** START OF DATA SHOWN **

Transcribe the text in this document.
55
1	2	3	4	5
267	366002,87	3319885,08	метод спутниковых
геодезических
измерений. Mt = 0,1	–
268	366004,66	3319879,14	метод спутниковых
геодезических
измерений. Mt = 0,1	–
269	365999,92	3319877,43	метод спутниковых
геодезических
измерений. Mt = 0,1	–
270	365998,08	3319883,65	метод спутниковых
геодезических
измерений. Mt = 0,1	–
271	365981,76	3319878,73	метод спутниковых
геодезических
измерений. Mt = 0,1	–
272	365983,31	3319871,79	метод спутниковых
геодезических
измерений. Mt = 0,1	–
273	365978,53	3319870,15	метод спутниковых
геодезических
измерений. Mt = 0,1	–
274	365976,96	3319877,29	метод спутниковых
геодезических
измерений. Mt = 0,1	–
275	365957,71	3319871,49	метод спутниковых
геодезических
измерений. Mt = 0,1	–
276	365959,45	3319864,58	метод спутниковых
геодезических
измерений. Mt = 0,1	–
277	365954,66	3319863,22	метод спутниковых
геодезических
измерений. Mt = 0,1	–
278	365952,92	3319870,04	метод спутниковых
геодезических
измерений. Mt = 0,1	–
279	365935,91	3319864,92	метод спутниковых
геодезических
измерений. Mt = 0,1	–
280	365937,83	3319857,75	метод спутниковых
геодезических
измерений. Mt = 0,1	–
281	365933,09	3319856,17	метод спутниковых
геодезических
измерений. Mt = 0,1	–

** END OF DATA SHOWN **

WHAT TO DO:
Copy out all of the records above with nothing altered.

THE REPLY:
Transcribe the text in this document.
55
1	2	3	4	5
267	366002,87	3319885,08	метод спутниковых
геодезических
измерений. Mt = 0,1	–
268	366004,66	3319879,14	метод спутниковых
геодезических
измерений. Mt = 0,1	–
269	365999,92	3319877,43	метод спутниковых
геодезических
измерений. Mt = 0,1	–
270	365998,08	3319883,65	метод спутниковых
геодезических
измерений. Mt = 0,1	–
271	365981,76	3319878,73	метод спутниковых
геодезических
измерений. Mt = 0,1	–
272	365983,31	3319871,79	метод спутниковых
геодезических
измерений. Mt = 0,1	–
273	365978,53	3319870,15	метод спутниковых
геодезических
измерений. Mt = 0,1	–
274	365976,96	3319877,29	метод спутниковых
геодезических
измерений. Mt = 0,1	–
275	365957,71	3319871,49	метод спутниковых
геодезических
измерений. Mt = 0,1	–
276	365959,45	3319864,58	метод спутниковых
геодезических
измерений. Mt = 0,1	–
277	365954,66	3319863,22	метод спутниковых
геодезических
измерений. Mt = 0,1	–
278	365952,92	3319870,04	метод спутниковых
геодезических
измерений. Mt = 0,1	–
279	365935,91	3319864,92	метод спутниковых
геодезических
измерений. Mt = 0,1	–
280	365937,83	3319857,75	метод спутниковых
геодезических
измерений. Mt = 0,1	–
281	365933,09	3319856,17	метод спутниковых
геодезических
измерений. Mt = 0,1	–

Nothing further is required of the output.